TASK BRIEF
Quote all lines below exactly. Images stay out.

EXTRACTED MATERIAL
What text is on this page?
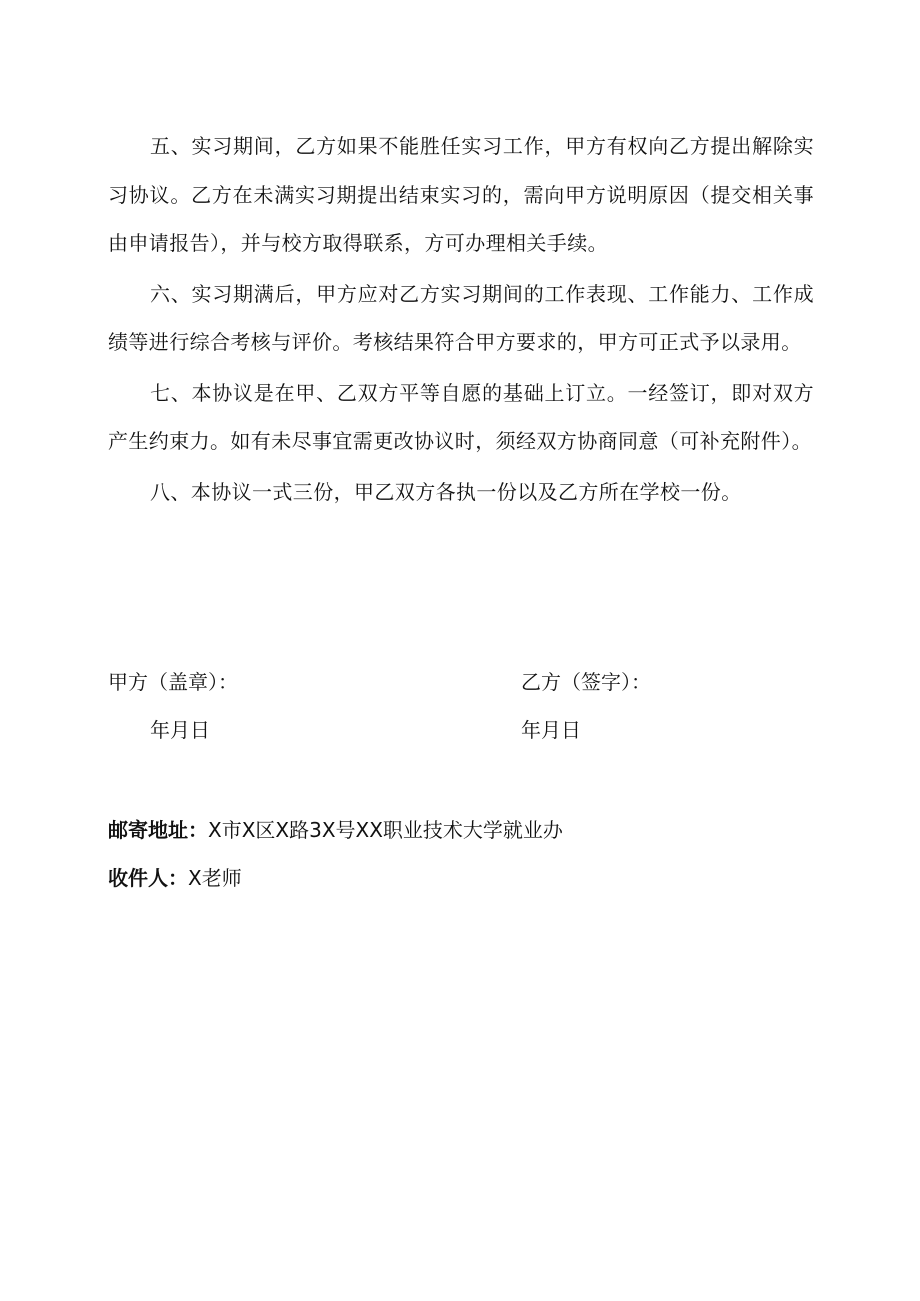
五、实习期间，乙方如果不能胜任实习工作，甲方有权向乙方提出解除实习协议。乙方在未满实习期提出结束实习的，需向甲方说明原因（提交相关事由申请报告），并与校方取得联系，方可办理相关手续。

六、实习期满后，甲方应对乙方实习期间的工作表现、工作能力、工作成绩等进行综合考核与评价。考核结果符合甲方要求的，甲方可正式予以录用。

七、本协议是在甲、乙双方平等自愿的基础上订立。一经签订，即对双方产生约束力。如有未尽事宜需更改协议时，须经双方协商同意（可补充附件）。

八、本协议一式三份，甲乙双方各执一份以及乙方所在学校一份。

甲方（盖章）：
年月日
乙方（签字）：
年月日
邮寄地址：X市X区X路3X号XX职业技术大学就业办
收件人：X老师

PROBLEM SOLUTION
What text is on this page?
五、实习期间，乙方如果不能胜任实习工作，甲方有权向乙方提出解除实习协议。乙方在未满实习期提出结束实习的，需向甲方说明原因（提交相关事由申请报告），并与校方取得联系，方可办理相关手续。

六、实习期满后，甲方应对乙方实习期间的工作表现、工作能力、工作成绩等进行综合考核与评价。考核结果符合甲方要求的，甲方可正式予以录用。

七、本协议是在甲、乙双方平等自愿的基础上订立。一经签订，即对双方产生约束力。如有未尽事宜需更改协议时，须经双方协商同意（可补充附件）。

八、本协议一式三份，甲乙双方各执一份以及乙方所在学校一份。

甲方（盖章）：
年月日
乙方（签字）：
年月日
邮寄地址：X市X区X路3X号XX职业技术大学就业办
收件人：X老师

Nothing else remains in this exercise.